Information provided:
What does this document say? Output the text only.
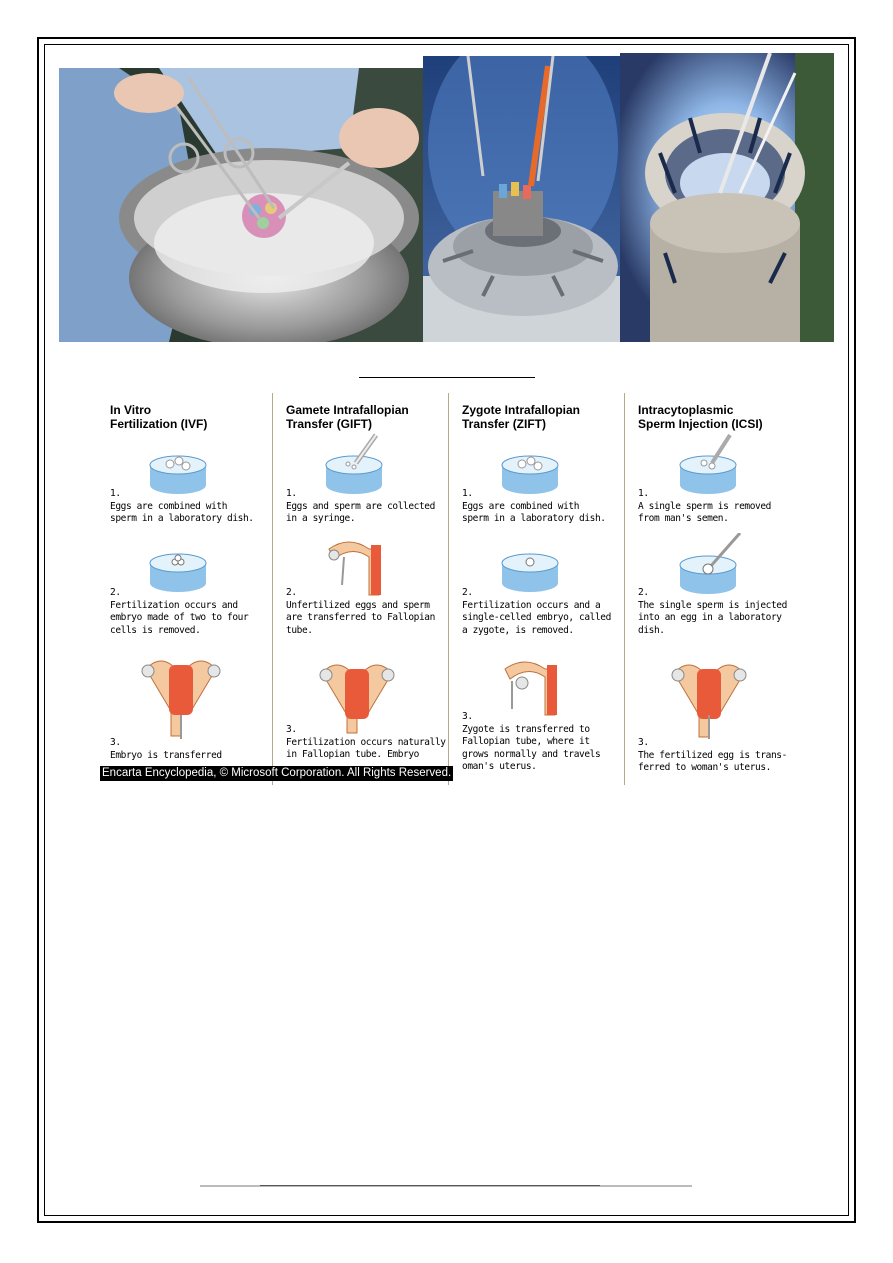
In Vitro
Fertilization (IVF)
1.
Eggs are combined with
sperm in a laboratory dish.
2.
Fertilization occurs and
embryo made of two to four
cells is removed.
3.
Embryo is transferred
Gamete Intrafallopian
Transfer (GIFT)
1.
Eggs and sperm are collected
in a syringe.
2.
Unfertilized eggs and sperm
are transferred to Fallopian
tube.
3.
Fertilization occurs naturally
in Fallopian tube. Embryo
Zygote Intrafallopian
Transfer (ZIFT)
1.
Eggs are combined with
sperm in a laboratory dish.
2.
Fertilization occurs and a
single-celled embryo, called
a zygote, is removed.
3.
Zygote is transferred to
Fallopian tube, where it
grows normally and travels
oman's uterus.
Intracytoplasmic
Sperm Injection (ICSI)
1.
A single sperm is removed
from man's semen.
2.
The single sperm is injected
into an egg in a laboratory
dish.
3.
The fertilized egg is trans-
ferred to woman's uterus.
Encarta Encyclopedia, © Microsoft Corporation. All Rights Reserved.
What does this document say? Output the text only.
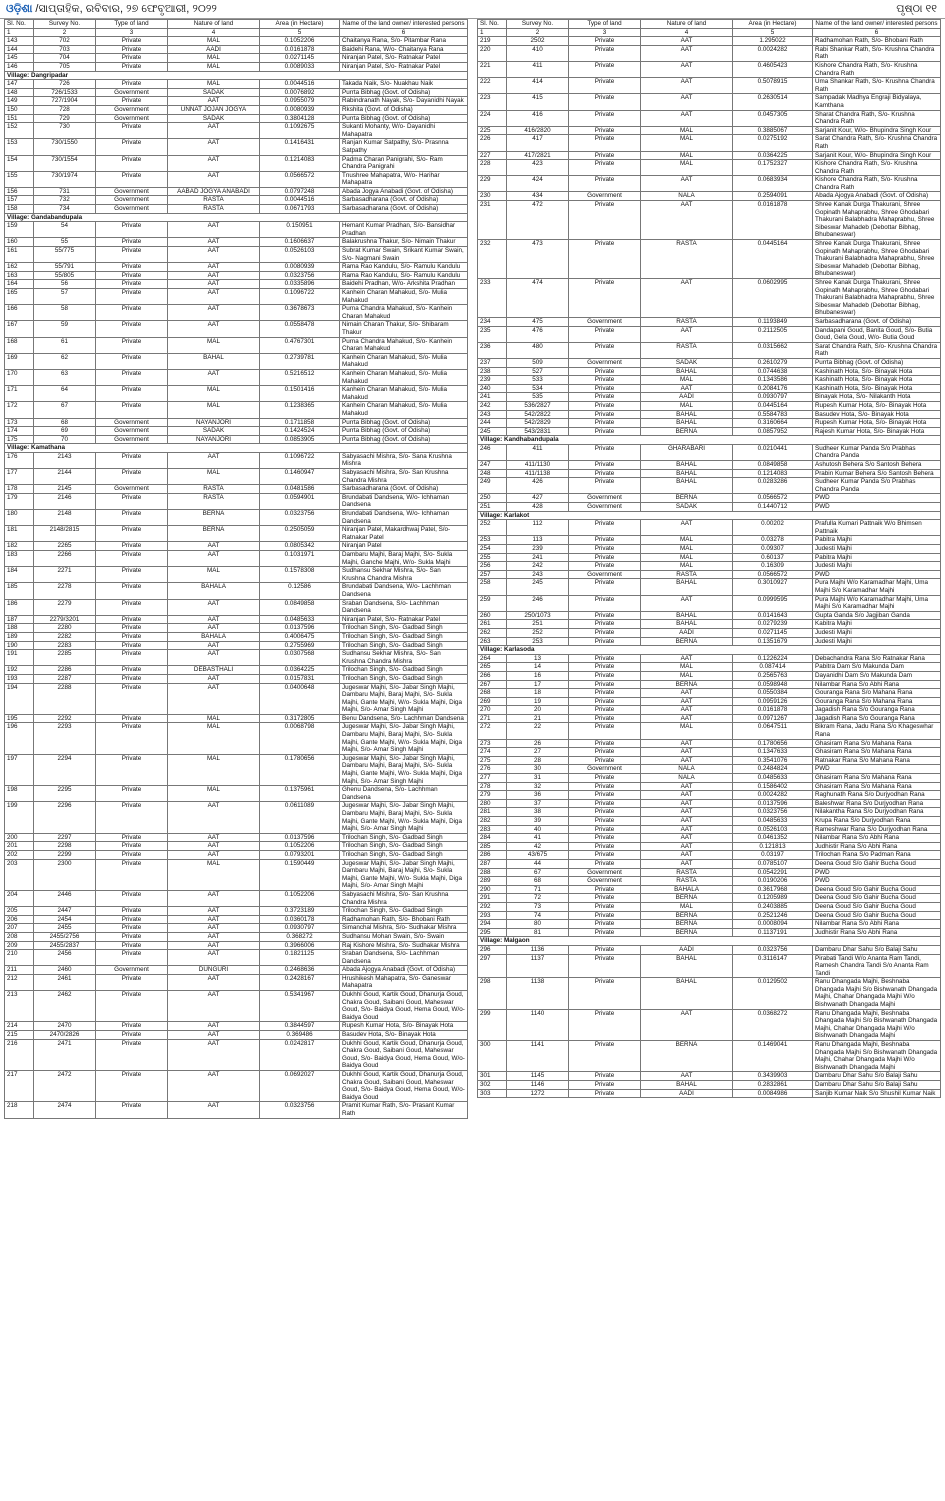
ଓଡ଼ିଶା /ସାପ୍ତାହିକ, ରବିବାର, ୨୭ ଫେବୃଆରୀ, ୨୦୨୨	ପୃଷ୍ଠା ୧୧
Sl. No.	Survey No.	Type of land	Nature of land	Area (in Hectare)	Name of the land owner/ interested persons
1	2	3	4	5	6
143	702	Private	MAL	0.1052206	Chaitanya Rana, S/o- Pitambar Rana
144	703	Private	AADI	0.0161878	Baidehi Rana, W/o- Chaitanya Rana
145	704	Private	MAL	0.0271145	Niranjan Patel, S/o- Ratnakar Patel
146	705	Private	MAL	0.0089033	Niranjan Patel, S/o- Ratnakar Patel
Village: Dangripadar					
147	726	Private	MAL	0.0044516	Takada Naik, S/o- Nuakhau Naik
148	726/1533	Government	SADAK	0.0076892	Purrta Bibhag (Govt. of Odisha)
149	727/1904	Private	AAT	0.0955079	Rabindranath Nayak, S/o- Dayanidhi Nayak
150	728	Government	UNNAT JOJAN JOGYA	0.0080939	Rkshita (Govt. of Odisha)
151	729	Government	SADAK	0.3804128	Purrta Bibhag (Govt. of Odisha)
152	730	Private	AAT	0.1092675	Sukanti Mohanty, W/o- Dayanidhi Mahapatra
153	730/1550	Private	AAT	0.1416431	Ranjan Kumar Satpathy, S/o- Prasnna Satpathy
154	730/1554	Private	AAT	0.1214083	Padma Charan Panigrahi, S/o- Ram Chandra Panigrahi
155	730/1974	Private	AAT	0.0566572	Tnushree Mahapatra, W/o- Harihar Mahapatra
156	731	Government	AABAD JOGYA ANABADI	0.0797248	Abada Jogya Anabadi (Govt. of Odisha)
157	732	Government	RASTA	0.0044516	Sarbasadharana (Govt. of Odisha)
158	734	Government	RASTA	0.0671793	Sarbasadharana (Govt. of Odisha)
Village: Gandabandupala					
159	54	Private	AAT	0.150951	Hemant Kumar Pradhan, S/o- Bansidhar Pradhan
160	55	Private	AAT	0.1606637	Balakrushna Thakur, S/o- Nimain Thakur
161	55/775	Private	AAT	0.0526103	Subrat Kumar Swain, Srikant Kumar Swain, S/o- Nagmani Swain
162	55/791	Private	AAT	0.0080939	Rama Rao Kandulu, S/o- Ramulu Kandulu
163	55/805	Private	AAT	0.0323756	Rama Rao Kandulu, S/o- Ramulu Kandulu
164	56	Private	AAT	0.0335896	Baidehi Pradhan, W/o- Arkshita Pradhan
165	57	Private	AAT	0.1096722	Kanhein Charan Mahakud, S/o- Mulia Mahakud
166	58	Private	AAT	0.3678673	Purna Chandra Mahakud, S/o- Kanhein Charan Mahakud
167	59	Private	AAT	0.0558478	Nimain Charan Thakur, S/o- Shibaram Thakur
168	61	Private	MAL	0.4767301	Purna Chandra Mahakud, S/o- Kanhein Charan Mahakud
169	62	Private	BAHAL	0.2739781	Kanhein Charan Mahakud, S/o- Mulia Mahakud
170	63	Private	AAT	0.5216512	Kanhein Charan Mahakud, S/o- Mulia Mahakud
171	64	Private	MAL	0.1501416	Kanhein Charan Mahakud, S/o- Mulia Mahakud
172	67	Private	MAL	0.1238365	Kanhein Charan Mahakud, S/o- Mulia Mahakud
173	68	Government	NAYANJORI	0.1711858	Purrta Bibhag (Govt. of Odisha)
174	69	Government	SADAK	0.1424524	Purrta Bibhag (Govt. of Odisha)
175	70	Government	NAYANJORI	0.0853905	Purrta Bibhag (Govt. of Odisha)
Village: Kamathana					
176	2143	Private	AAT	0.1096722	Sabyasachi Mishra, S/o- Sana Krushna Mishra
177	2144	Private	MAL	0.1460947	Sabyasachi Mishra, S/o- San Krushna Chandra Mishra
178	2145	Government	RASTA	0.0481586	Sarbasadharana (Govt. of Odisha)
179	2146	Private	RASTA	0.0594901	Brundabati Dandsena, W/o- Ichhaman Dandsena
180	2148	Private	BERNA	0.0323756	Brundabati Dandsena, W/o- Ichhaman Dandsena
181	2148/2815	Private	BERNA	0.2505059	Niranjan Patel, Makardhwaj Patel, S/o- Ratnakar Patel
182	2265	Private	AAT	0.0805342	Niranjan Patel
183	2266	Private	AAT	0.1031971	Dambaru Majhi, Baraj Majhi, S/o- Sukla Majhi, Ganche Majhi, W/o- Sukla Majhi
184	2271	Private	MAL	0.1578308	Sudhansu Sekhar Mishra, S/o- San Krushna Chandra Mishra
185	2278	Private	BAHALA	0.12586	Brundabati Dandsena, W/o- Lachhman Dandsena
186	2279	Private	AAT	0.0849858	Sraban Dandsena, S/o- Lachhman Dandsena
187	2279/3201	Private	AAT	0.0485633	Niranjan Patel, S/o- Ratnakar Patel
188	2280	Private	AAT	0.0137596	Trilochan Singh, S/o- Gadbad Singh
189	2282	Private	BAHALA	0.4006475	Trilochan Singh, S/o- Gadbad Singh
190	2283	Private	AAT	0.2755969	Trilochan Singh, S/o- Gadbad Singh
191	2285	Private	AAT	0.0307568	Sudhansu Sekhar Mishra, S/o- San Krushna Chandra Mishra
192	2286	Private	DEBASTHALI	0.0364225	Trilochan Singh, S/o- Gadbad Singh
193	2287	Private	AAT	0.0157831	Trilochan Singh, S/o- Gadbad Singh
194	2288	Private	AAT	0.0400648	Jugeswar Majhi, S/o- Jabar Singh Majhi, Dambaru Majhi, Baraj Majhi, S/o- Sukla Majhi, Gante Majhi, W/o- Sukla Majhi, Diga Majhi, S/o- Amar Singh Majhi
195	2292	Private	MAL	0.3172805	Benu Dandsena, S/o- Lachhman Dandsena
196	2293	Private	MAL	0.0068798	Jugeswar Majhi, S/o- Jabar Singh Majhi, Dambaru Majhi, Baraj Majhi, S/o- Sukla Majhi, Gante Majhi, W/o- Sukla Majhi, Diga Majhi, S/o- Amar Singh Majhi
197	2294	Private	MAL	0.1780656	Jugeswar Majhi, S/o- Jabar Singh Majhi, Dambaru Majhi, Baraj Majhi, S/o- Sukla Majhi, Gante Majhi, W/o- Sukla Majhi, Diga Majhi, S/o- Amar Singh Majhi
198	2295	Private	MAL	0.1375961	Ghenu Dandsena, S/o- Lachhman Dandsena
199	2296	Private	AAT	0.0611089	Jugeswar Majhi, S/o- Jabar Singh Majhi, Dambaru Majhi, Baraj Majhi, S/o- Sukla Majhi, Gante Majhi, W/o- Sukla Majhi, Diga Majhi, S/o- Amar Singh Majhi
200	2297	Private	AAT	0.0137596	Trilochan Singh, S/o- Gadbad Singh
201	2298	Private	AAT	0.1052206	Trilochan Singh, S/o- Gadbad Singh
202	2299	Private	AAT	0.0793201	Trilochan Singh, S/o- Gadbad Singh
203	2300	Private	MAL	0.1590449	Jugeswar Majhi, S/o- Jabar Singh Majhi, Dambaru Majhi, Baraj Majhi, S/o- Sukla Majhi, Gante Majhi, W/o- Sukla Majhi, Diga Majhi, S/o- Amar Singh Majhi
204	2446	Private	AAT	0.1052206	Sabyasachi Mishra, S/o- San Krushna Chandra Mishra
205	2447	Private	AAT	0.3723189	Trilochan Singh, S/o- Gadbad Singh
206	2454	Private	AAT	0.0360178	Radhamohan Rath, S/o- Bhobani Rath
207	2455	Private	AAT	0.0930797	Simanchal Mishra, S/o- Sudhakar Mishra
208	2455/2756	Private	AAT	0.368272	Sudhansu Mohan Swain, S/o- Swain
209	2455/2837	Private	AAT	0.3966006	Raj Kishore Mishra, S/o- Sudhakar Mishra
210	2456	Private	AAT	0.1821125	Sraban Dandsena, S/o- Lachhman Dandsena
211	2460	Government	DUNGURI	0.2468636	Abada Ajogya Anabadi (Govt. of Odisha)
212	2461	Private	AAT	0.2428167	Hrushikesh Mahapatra, S/o- Ganeswar Mahapatra
213	2462	Private	AAT	0.5341967	Dukhhi Goud, Kartik Goud, Dhanurja Goud, Chakra Goud, Saibani Goud, Maheswar Goud, S/o- Baidya Goud, Hema Goud, W/o- Baidya Goud
214	2470	Private	AAT	0.3844597	Rupesh Kumar Hota, S/o- Binayak Hota
215	2470/2826	Private	AAT	0.369486	Basudev Hota, S/o- Binayak Hota
216	2471	Private	AAT	0.0242817	Dukhhi Goud, Kartik Goud, Dhanurja Goud, Chakra Goud, Saibani Goud, Maheswar Goud, S/o- Baidya Goud, Hema Goud, W/o- Baidya Goud
217	2472	Private	AAT	0.0692027	Dukhhi Goud, Kartik Goud, Dhanurja Goud, Chakra Goud, Saibani Goud, Maheswar Goud, S/o- Baidya Goud, Hema Goud, W/o- Baidya Goud
218	2474	Private	AAT	0.0323756	Pramit Kumar Rath, S/o- Prasant Kumar Rath
Sl. No.	Survey No.	Type of land	Nature of land	Area (in Hectare)	Name of the land owner/ interested persons
1	2	3	4	5	6
219	2502	Private	AAT	1.295022	Radhamohan Rath, S/o- Bhobani Rath
220	410	Private	AAT	0.0024282	Rabi Shankar Rath, S/o- Krushna Chandra Rath
221	411	Private	AAT	0.4605423	Kishore Chandra Rath, S/o- Krushna Chandra Rath
222	414	Private	AAT	0.5078915	Uma Shankar Rath, S/o- Krushna Chandra Rath
223	415	Private	AAT	0.2630514	Sampadak Madhya Engraji Bidyalaya, Kamthana
224	416	Private	AAT	0.0457305	Sharat Chandra Rath, S/o- Krushna Chandra Rath
225	416/2820	Private	MAL	0.3885067	Sarjanit Kour, W/o- Bhupindra Singh Kour
226	417	Private	MAL	0.0275192	Sarat Chandra Rath, S/o- Krushna Chandra Rath
227	417/2821	Private	MAL	0.0364225	Sarjanit Kour, W/o- Bhupindra Singh Kour
228	423	Private	MAL	0.1752327	Kishore Chandra Rath, S/o- Krushna Chandra Rath
229	424	Private	AAT	0.0683934	Kishore Chandra Rath, S/o- Krushna Chandra Rath
230	434	Government	NALA	0.2594091	Abada Ajogya Anabadi (Govt. of Odisha)
231	472	Private	AAT	0.0161878	Shree Kanak Durga Thakurani, Shree Gopinath Mahaprabhu, Shree Ghodabari Thakurani Balabhadra Mahaprabhu, Shree Sibeswar Mahadeb (Debottar Bibhag, Bhubaneswar)
232	473	Private	RASTA	0.0445164	Shree Kanak Durga Thakurani, Shree Gopinath Mahaprabhu, Shree Ghodabari Thakurani Balabhadra Mahaprabhu, Shree Sibeswar Mahadeb (Debottar Bibhag, Bhubaneswar)
233	474	Private	AAT	0.0602995	Shree Kanak Durga Thakurani, Shree Gopinath Mahaprabhu, Shree Ghodabari Thakurani Balabhadra Mahaprabhu, Shree Sibeswar Mahadeb (Debottar Bibhag, Bhubaneswar)
234	475	Government	RASTA	0.1193849	Sarbasadharana (Govt. of Odisha)
235	476	Private	AAT	0.2112505	Dandapani Goud, Banita Goud, S/o- Butia Goud, Gela Goud, W/o- Butia Goud
236	480	Private	RASTA	0.0315662	Sarat Chandra Rath, S/o- Krushna Chandra Rath
237	509	Government	SADAK	0.2610279	Purrta Bibhag (Govt. of Odisha)
238	527	Private	BAHAL	0.0744638	Kashinath Hota, S/o- Binayak Hota
239	533	Private	MAL	0.1343586	Kashinath Hota, S/o- Binayak Hota
240	534	Private	AAT	0.2084176	Kashinath Hota, S/o- Binayak Hota
241	535	Private	AADI	0.0930797	Binayak Hota, S/o- Nilakanth Hota
242	536/2827	Private	MAL	0.0445164	Rupesh Kumar Hota, S/o- Binayak Hota
243	542/2822	Private	BAHAL	0.5584783	Basudev Hota, S/o- Binayak Hota
244	542/2829	Private	BAHAL	0.3160664	Rupesh Kumar Hota, S/o- Binayak Hota
245	543/2831	Private	BERNA	0.0857952	Rajesh Kumar Hota, S/o- Binayak Hota
Village: Kandhabandupala					
246	411	Private	GHARABARI	0.0210441	Sudheer Kumar Panda S/o Prabhas Chandra Panda
247	411/1130	Private	BAHAL	0.0849858	Ashutosh Behera S/o Santosh Behera
248	411/1138	Private	BAHAL	0.1214083	Prabin Kumar Behera S/o Santosh Behera
249	426	Private	BAHAL	0.0283286	Sudheer Kumar Panda S/o Prabhas Chandra Panda
250	427	Government	BERNA	0.0566572	PWD
251	428	Government	SADAK	0.1440712	PWD
Village: Karlakot					
252	112	Private	AAT	0.00202	Prafulla Kumari Pattnaik W/o Bhimsen Pattnaik
253	113	Private	MAL	0.03278	Pabitra Majhi
254	239	Private	MAL	0.09307	Judesti Majhi
255	241	Private	MAL	0.60137	Pabitra Majhi
256	242	Private	MAL	0.16309	Judesti Majhi
257	243	Government	RASTA	0.0566572	PWD
258	245	Private	BAHAL	0.3010927	Pura Majhi W/o Karamadhar Majhi, Uma Majhi S/o Karamadhar Majhi
259	246	Private	AAT	0.0999595	Pura Majhi W/o Karamadhar Majhi, Uma Majhi S/o Karamadhar Majhi
260	250/1073	Private	BAHAL	0.0141643	Gupta Ganda S/o Jagjiban Ganda
261	251	Private	BAHAL	0.0279239	Kabitra Majhi
262	252	Private	AADI	0.0271145	Judesti Majhi
263	253	Private	BERNA	0.1351679	Judesti Majhi
Village: Karlasoda					
264	13	Private	AAT	0.1226224	Debachandra Rana S/o Ratnakar Rana
265	14	Private	MAL	0.087414	Pabitra Dam S/o Makunda Dam
266	16	Private	MAL	0.2565763	Dayanidhi Dam S/o Makunda Dam
267	17	Private	BERNA	0.0598948	Nilambar Rana S/o Abhi Rana
268	18	Private	AAT	0.0550384	Gouranga Rana S/o Mahana Rana
269	19	Private	AAT	0.0959126	Gouranga Rana S/o Mahana Rana
270	20	Private	AAT	0.0161878	Jagadish Rana S/o Gouranga Rana
271	21	Private	AAT	0.0971267	Jagadish Rana S/o Gouranga Rana
272	22	Private	MAL	0.0647511	Bikram Rana, Jadu Rana S/o Khageswhar Rana
273	26	Private	AAT	0.1780656	Ghasiram Rana S/o Mahana Rana
274	27	Private	AAT	0.1347633	Ghasiram Rana S/o Mahana Rana
275	28	Private	AAT	0.3541076	Ratnakar Rana S/o Mahana Rana
276	30	Government	NALA	0.2484824	PWD
277	31	Private	NALA	0.0485633	Ghasiram Rana S/o Mahana Rana
278	32	Private	AAT	0.1586402	Ghasiram Rana S/o Mahana Rana
279	36	Private	AAT	0.0024282	Raghunath Rana S/o Durjyodhan Rana
280	37	Private	AAT	0.0137596	Baleshwar Rana S/o Durjyodhan Rana
281	38	Private	AAT	0.0323756	Nilakantha Rana S/o Durjyodhan Rana
282	39	Private	AAT	0.0485633	Krupa Rana S/o Durjyodhan Rana
283	40	Private	AAT	0.0526103	Rameshwar Rana S/o Durjyodhan Rana
284	41	Private	AAT	0.0461352	Nilambar Rana S/o Abhi Rana
285	42	Private	AAT	0.121813	Judhistir Rana S/o Abhi Rana
286	43/675	Private	AAT	0.03197	Trilochan Rana S/o Padman Rana
287	44	Private	AAT	0.0785107	Deena Goud S/o Gahir Bucha Goud
288	67	Government	RASTA	0.0542291	PWD
289	68	Government	RASTA	0.0190206	PWD
290	71	Private	BAHALA	0.3617968	Deena Goud S/o Gahir Bucha Goud
291	72	Private	BERNA	0.1205989	Deena Goud S/o Gahir Bucha Goud
292	73	Private	MAL	0.2403885	Deena Goud S/o Gahir Bucha Goud
293	74	Private	BERNA	0.2521246	Deena Goud S/o Gahir Bucha Goud
294	80	Private	BERNA	0.0008094	Nilambar Rana S/o Abhi Rana
295	81	Private	BERNA	0.1137191	Judhistir Rana S/o Abhi Rana
Village: Malgaon					
296	1136	Private	AADI	0.0323756	Dambaru Dhar Sahu S/o Balaji Sahu
297	1137	Private	BAHAL	0.3116147	Pirabati Tandi W/o Ananta Ram Tandi, Ramesh Chandra Tandi S/o Ananta Ram Tandi
298	1138	Private	BAHAL	0.0129502	Ranu Dhangada Majhi, Beshnaba Dhangada Majhi S/o Bishwanath Dhangada Majhi, Chahar Dhangada Majhi W/o Bishwanath Dhangada Majhi
299	1140	Private	AAT	0.0368272	Ranu Dhangada Majhi, Beshnaba Dhangada Majhi S/o Bishwanath Dhangada Majhi, Chahar Dhangada Majhi W/o Bishwanath Dhangada Majhi
300	1141	Private	BERNA	0.1469041	Ranu Dhangada Majhi, Beshnaba Dhangada Majhi S/o Bishwanath Dhangada Majhi, Chahar Dhangada Majhi W/o Bishwanath Dhangada Majhi
301	1145	Private	AAT	0.3439903	Dambaru Dhar Sahu S/o Balaji Sahu
302	1146	Private	BAHAL	0.2832861	Dambaru Dhar Sahu S/o Balaji Sahu
303	1272	Private	AADI	0.0084986	Sanjib Kumar Naik S/o Shushil Kumar Naik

Objective: Pick out each line containing the string "Pradhan" and copy it.

Result for this exercise:
159	54	Private	AAT	0.150951	Hemant Kumar Pradhan, S/o- Bansidhar Pradhan
164	56	Private	AAT	0.0335896	Baidehi Pradhan, W/o- Arkshita Pradhan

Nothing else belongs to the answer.